**指示内容 1**.
PPC広告に関する文章のうち、"実際に運用する際は「広告の目"から"告を出稿できる点が魅力です。"までを、両端も含めて一字一句たがえずに書き写すこと。
**指示内容 2**.
PPC広告に関する文章が、記事で解説する内容として挙げている項目をすべて列挙すること。
**指示内容 3**.
PPC広告に関する文章を、最後の文の次から書き継ぐこと。

**提示文**.
****************
実際に運用する際は「広告の目的を定める」「CVRなどの指標をもとにデザインや文言を改善する」といったポイントを押さえましょう。

本記事では、PPC広告の仕組みや種類、メリット・デメリット、始め方、運用成功のポイントなどを解説します。

PPCとは?広告の仕組みについて

PPCとは「Pay Per Click」の略語です。日本語で「1回クリックされるごとに費用を支払う」という意味を持ちます。

PPC広告は、上記の仕組みを利用した「クリック課金型広告」です。ユーザーが広告をクリックし、用意したランディングページなどに移行した時点で費用が発生します。自社商品・サービスに関連する検索キーワードやターゲットを踏まえて、広告を出稿できる点が魅力です。

PPC広告の種類

PPC広告の主な種類は、以下の3つです。
****************
**記録**.
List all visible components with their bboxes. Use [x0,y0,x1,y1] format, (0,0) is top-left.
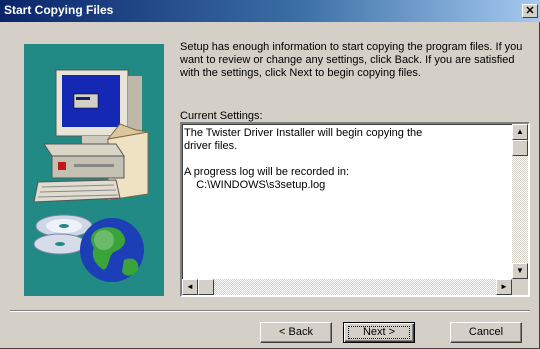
scroll-up-button[interactable]: ▲ [512,124,528,140]
button-separator [10,310,530,312]
scroll-left-icon: ◄ [186,282,194,291]
cancel-button-label: Cancel [468,326,504,338]
setup-dialog: Start Copying Files ✕ Setup has enough i… [0,0,540,349]
vertical-scroll-thumb[interactable] [512,140,528,156]
window-title: Start Copying Files [4,3,114,17]
close-button[interactable]: ✕ [522,4,538,18]
scroll-left-button[interactable]: ◄ [182,279,198,295]
current-settings-textbox[interactable]: The Twister Driver Installer will begin … [180,122,530,297]
scroll-right-icon: ► [500,282,508,291]
wizard-illustration-svg [33,69,149,282]
next-button[interactable]: Next > [343,322,415,343]
close-icon: ✕ [525,5,535,17]
title-bar[interactable]: Start Copying Files ✕ [0,0,540,22]
back-button-label: < Back [279,326,313,338]
computer-icon [33,69,149,203]
current-settings-text: The Twister Driver Installer will begin … [184,127,423,191]
back-button[interactable]: < Back [260,322,332,343]
scroll-right-button[interactable]: ► [496,279,512,295]
cancel-button[interactable]: Cancel [450,322,522,343]
intro-text: Setup has enough information to start co… [180,41,523,79]
horizontal-scroll-thumb[interactable] [198,279,214,295]
scroll-up-icon: ▲ [516,127,524,136]
wizard-illustration [24,44,164,296]
scroll-corner [512,279,528,295]
vertical-scrollbar[interactable]: ▲ ▼ [512,124,528,279]
next-button-label: Next > [362,326,396,338]
horizontal-scrollbar[interactable]: ◄ ► [182,279,512,295]
scroll-down-icon: ▼ [516,266,524,275]
scroll-down-button[interactable]: ▼ [512,263,528,279]
current-settings-label: Current Settings: [180,110,263,122]
globe-icon [80,218,144,282]
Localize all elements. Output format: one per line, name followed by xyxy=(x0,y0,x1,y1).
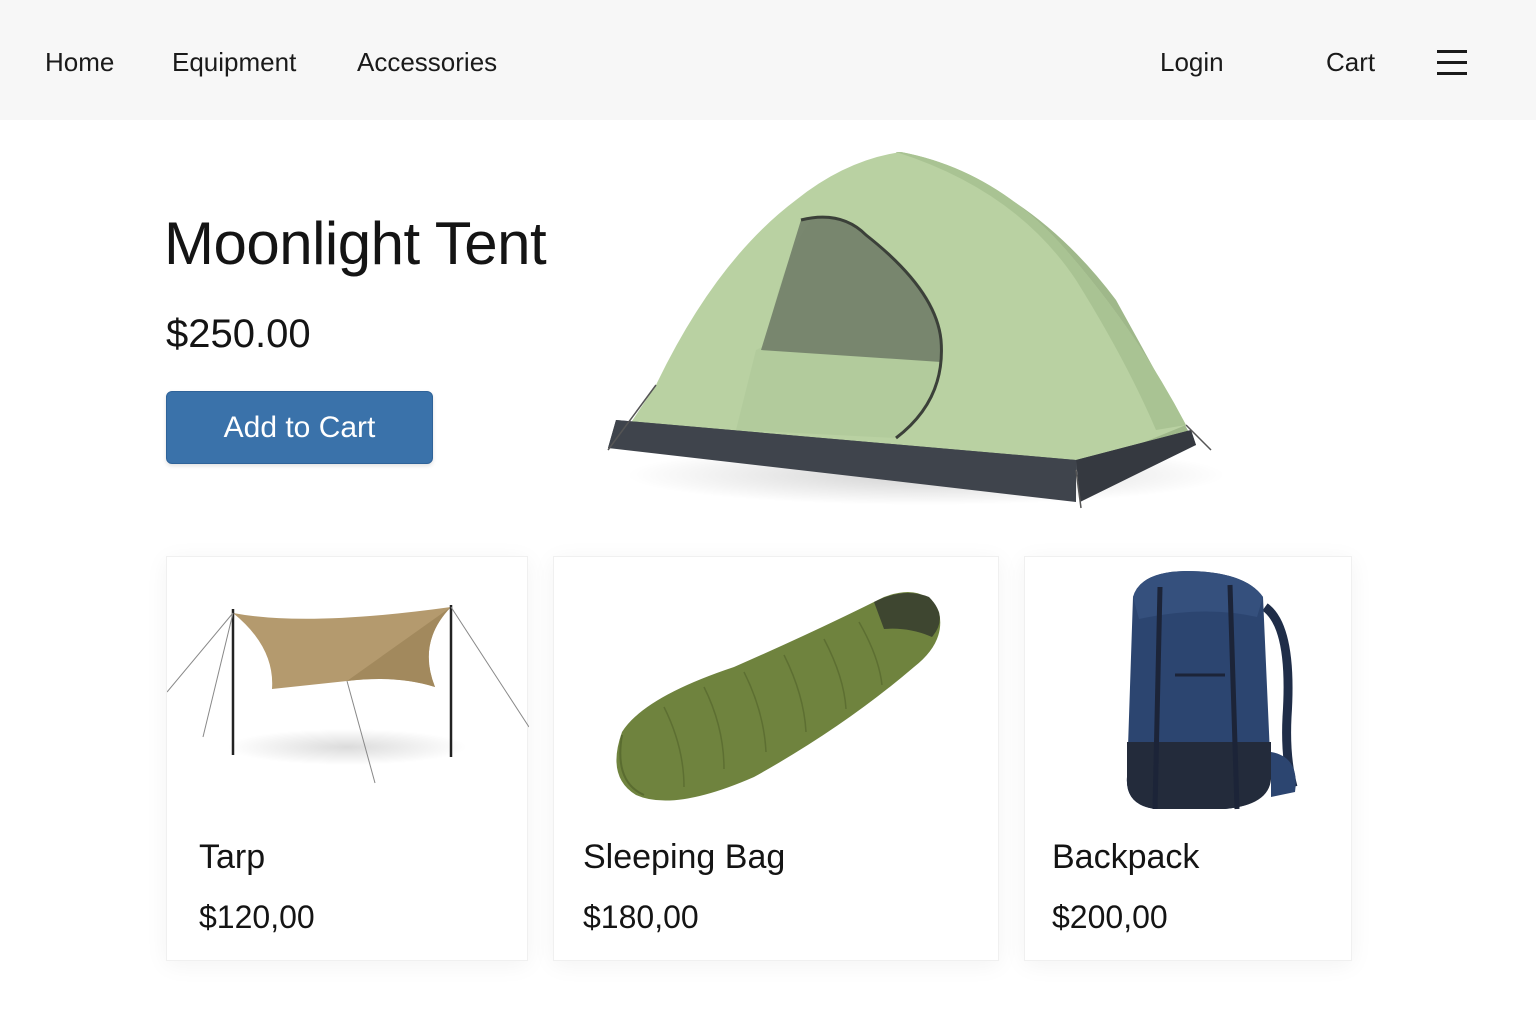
hamburger-menu-icon[interactable] xyxy=(1437,48,1467,76)
tent-image xyxy=(607,152,1226,509)
tarp-image xyxy=(167,605,529,784)
cart-link[interactable]: Cart xyxy=(1326,44,1375,80)
product-price: $200,00 xyxy=(1052,899,1168,935)
add-to-cart-button[interactable]: Add to Cart xyxy=(166,391,433,464)
product-price: $120,00 xyxy=(199,899,315,935)
product-name: Backpack xyxy=(1052,838,1200,876)
product-name: Sleeping Bag xyxy=(583,838,786,876)
sleeping-bag-image xyxy=(616,592,941,801)
nav-link-equipment[interactable]: Equipment xyxy=(172,44,296,80)
backpack-image xyxy=(1126,571,1298,810)
navbar: Home Equipment Accessories Login Cart xyxy=(0,0,1536,120)
product-card-backpack[interactable]: Backpack $200,00 xyxy=(1024,556,1352,961)
product-price: $250.00 xyxy=(166,312,311,356)
login-link[interactable]: Login xyxy=(1160,44,1224,80)
product-price: $180,00 xyxy=(583,899,699,935)
product-card-tarp[interactable]: Tarp $120,00 xyxy=(166,556,529,961)
nav-link-home[interactable]: Home xyxy=(45,44,114,80)
product-card-sleeping-bag[interactable]: Sleeping Bag $180,00 xyxy=(553,556,999,961)
product-name: Tarp xyxy=(199,838,266,876)
product-title: Moonlight Tent xyxy=(164,210,547,277)
nav-link-accessories[interactable]: Accessories xyxy=(357,44,497,80)
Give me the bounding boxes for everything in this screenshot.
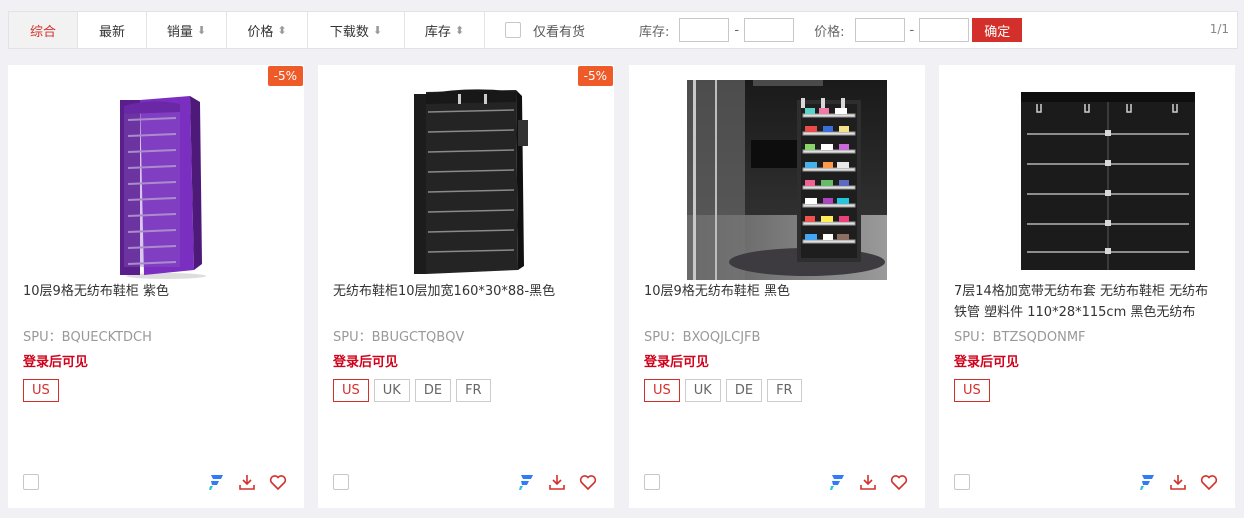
sort-tab-comprehensive[interactable]: 综合: [9, 12, 78, 48]
site-tags: US: [954, 379, 995, 402]
product-card[interactable]: -5% 无纺布鞋柜10层加宽160*30*88-黑色 SPU：BBUGCTQBQ…: [318, 65, 614, 508]
favorite-heart-icon[interactable]: [578, 472, 598, 492]
sort-tab-downloads[interactable]: 下载数 ⬇: [308, 12, 405, 48]
sort-down-icon: ⬇: [196, 23, 207, 37]
product-card[interactable]: 7层14格加宽带无纺布套 无纺布鞋柜 无纺布 铁管 塑料件 110*28*115…: [939, 65, 1235, 508]
site-tag-de[interactable]: DE: [725, 379, 763, 402]
sort-tab-newest[interactable]: 最新: [78, 12, 147, 48]
product-title[interactable]: 无纺布鞋柜10层加宽160*30*88-黑色: [333, 281, 599, 302]
select-product-checkbox[interactable]: [954, 474, 970, 490]
stock-min-input[interactable]: [679, 18, 730, 42]
site-tag-de[interactable]: DE: [414, 379, 452, 402]
favorite-heart-icon[interactable]: [268, 472, 288, 492]
site-tag-us[interactable]: US: [333, 379, 369, 402]
sort-down-icon: ⬇: [372, 23, 383, 37]
price-max-input[interactable]: [919, 18, 970, 42]
product-spu: SPU：BXOQJLCJFB: [644, 330, 761, 345]
product-card[interactable]: 10层9格无纺布鞋柜 黑色 SPU：BXOQJLCJFB 登录后可见 US UK…: [629, 65, 925, 508]
sort-tab-label: 销量: [166, 24, 193, 40]
product-actions: [816, 472, 909, 492]
product-actions: [195, 472, 288, 492]
site-tags: US: [23, 379, 64, 402]
product-card[interactable]: -5% 10层9格无纺布鞋柜 紫色 SPU：BQUECKTDCH 登录后可见 U…: [8, 65, 304, 508]
site-tag-fr[interactable]: FR: [456, 379, 491, 402]
sort-updown-icon: ⬍: [454, 23, 465, 37]
price-range-label: 价格:: [814, 24, 845, 40]
stock-range-dash: -: [734, 22, 740, 38]
site-tag-us[interactable]: US: [954, 379, 990, 402]
stock-max-input[interactable]: [744, 18, 795, 42]
site-tags: US UK DE FR: [333, 379, 496, 402]
discount-badge: -5%: [577, 66, 613, 86]
download-icon[interactable]: [547, 472, 567, 492]
in-stock-filter[interactable]: 仅看有货: [505, 21, 585, 40]
site-tag-us[interactable]: US: [23, 379, 59, 402]
product-title[interactable]: 10层9格无纺布鞋柜 黑色: [644, 281, 910, 302]
site-tag-uk[interactable]: UK: [373, 379, 410, 402]
select-product-checkbox[interactable]: [644, 474, 660, 490]
favorite-heart-icon[interactable]: [1199, 472, 1219, 492]
sort-tab-label: 库存: [424, 24, 451, 40]
select-product-checkbox[interactable]: [333, 474, 349, 490]
site-tag-us[interactable]: US: [644, 379, 680, 402]
confirm-filter-button[interactable]: 确定: [972, 18, 1023, 42]
sort-tab-label: 下载数: [329, 24, 369, 40]
filter-bar: 综合 最新 销量 ⬇ 价格 ⬍ 下载数 ⬇ 库存 ⬍ 仅看有货 库存: - 价格: - …: [8, 11, 1238, 49]
login-to-view-price[interactable]: 登录后可见: [954, 351, 1019, 370]
product-spu: SPU：BBUGCTQBQV: [333, 330, 465, 345]
select-product-checkbox[interactable]: [23, 474, 39, 490]
product-spu: SPU：BTZSQDONMF: [954, 330, 1086, 345]
product-image[interactable]: [997, 80, 1197, 280]
product-title[interactable]: 10层9格无纺布鞋柜 紫色: [23, 281, 289, 302]
discount-badge: -5%: [267, 66, 303, 86]
product-image[interactable]: [66, 80, 266, 280]
product-actions: [1126, 472, 1219, 492]
sort-tab-label: 价格: [247, 24, 274, 40]
download-icon[interactable]: [237, 472, 257, 492]
page-indicator: 1/1: [1209, 22, 1229, 36]
publish-icon[interactable]: [827, 472, 847, 492]
favorite-heart-icon[interactable]: [889, 472, 909, 492]
site-tag-fr[interactable]: FR: [767, 379, 802, 402]
login-to-view-price[interactable]: 登录后可见: [333, 351, 398, 370]
site-tag-uk[interactable]: UK: [684, 379, 721, 402]
login-to-view-price[interactable]: 登录后可见: [644, 351, 709, 370]
sort-tab-label: 最新: [98, 24, 125, 40]
sort-tab-label: 综合: [29, 24, 56, 40]
publish-icon[interactable]: [1137, 472, 1157, 492]
login-to-view-price[interactable]: 登录后可见: [23, 351, 88, 370]
in-stock-label: 仅看有货: [533, 24, 586, 40]
price-min-input[interactable]: [854, 18, 905, 42]
sort-tab-price[interactable]: 价格 ⬍: [227, 12, 308, 48]
download-icon[interactable]: [858, 472, 878, 492]
sort-tab-sales[interactable]: 销量 ⬇: [147, 12, 227, 48]
product-spu: SPU：BQUECKTDCH: [23, 330, 152, 345]
download-icon[interactable]: [1168, 472, 1188, 492]
price-range-dash: -: [909, 22, 915, 38]
stock-range-label: 库存:: [639, 24, 670, 40]
product-actions: [505, 472, 598, 492]
site-tags: US UK DE FR: [644, 379, 807, 402]
sort-tab-stock[interactable]: 库存 ⬍: [405, 12, 485, 48]
sort-updown-icon: ⬍: [277, 23, 287, 37]
publish-icon[interactable]: [516, 472, 536, 492]
product-image[interactable]: [376, 80, 576, 280]
publish-icon[interactable]: [206, 472, 226, 492]
product-title[interactable]: 7层14格加宽带无纺布套 无纺布鞋柜 无纺布 铁管 塑料件 110*28*115…: [954, 281, 1220, 323]
in-stock-checkbox[interactable]: [505, 22, 521, 38]
product-image[interactable]: [687, 80, 887, 280]
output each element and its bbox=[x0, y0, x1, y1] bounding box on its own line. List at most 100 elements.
****************
**結果 1**.
実際に運用する際は「広告の目的を定める」「CVRなどの指標をもとにデザインや文言を改善する」といったポイントを押さえましょう。

本記事では、PPC広告の仕組みや種類、メリット・デメリット、始め方、運用成功のポイントなどを解説します。

PPCとは?広告の仕組みについて

PPCとは「Pay Per Click」の略語です。日本語で「1回クリックされるごとに費用を支払う」という意味を持ちます。

PPC広告は、上記の仕組みを利用した「クリック課金型広告」です。ユーザーが広告をクリックし、用意したランディングページなどに移行した時点で費用が発生します。自社商品・サービスに関連する検索キーワードやターゲットを踏まえて、広告を出稿できる点が魅力です。

**結果 2**.
- 仕組み
- 種類
- メリット・デメリット
- 始め方
- 運用成功のポイント

**結果 3**.
  • リスティング広告
  • ディスプレイ広告
  • SNS広告

リスティング広告

ユーザーの検索キーワードと関連した広告を出稿する手法です。例えばオンライン学習塾の運営企業であれば、「オンライン塾 おすすめ」といったキーワードで出稿することで、入塾を検討中のユーザーへ効果的にアプローチできます。広告は、パソコンやスマホの検索画面の最上部と最下部に表示されます。

「商品単価が高い」「リピートを見込める」といったサービスであれば、1件の成約で大きな利益につなげられる点が魅力です。

リスティング広告の料金目安やメリットなどは、以下の記事も参考にしてください。

関連記事:リスティング広告とは?SEOとの違いやメリット・デメリットを解説

ディスプレイ広告

検索エンジンやWeb サイト、アプリなどの広告枠内に出稿する手法です。バナー広告とも呼ばれます。テキストだけでなく画像・動画と組み合わせて表示できるため、ユーザーへ視覚的にアプローチできる点が魅力です。

リスティング広告は、検索キーワードをもとに配信ターゲットを決めるため、ある程度ニーズを感じている「見込み顧客」へアプローチできます。一方のディスプレイ広告は、定められた枠内に出稿するため、まだニーズに気づいていない「潜在顧客」へアプローチする際に有効です。

見込み顧客・潜在顧客の違いについては、以下の記事も参考にしてください。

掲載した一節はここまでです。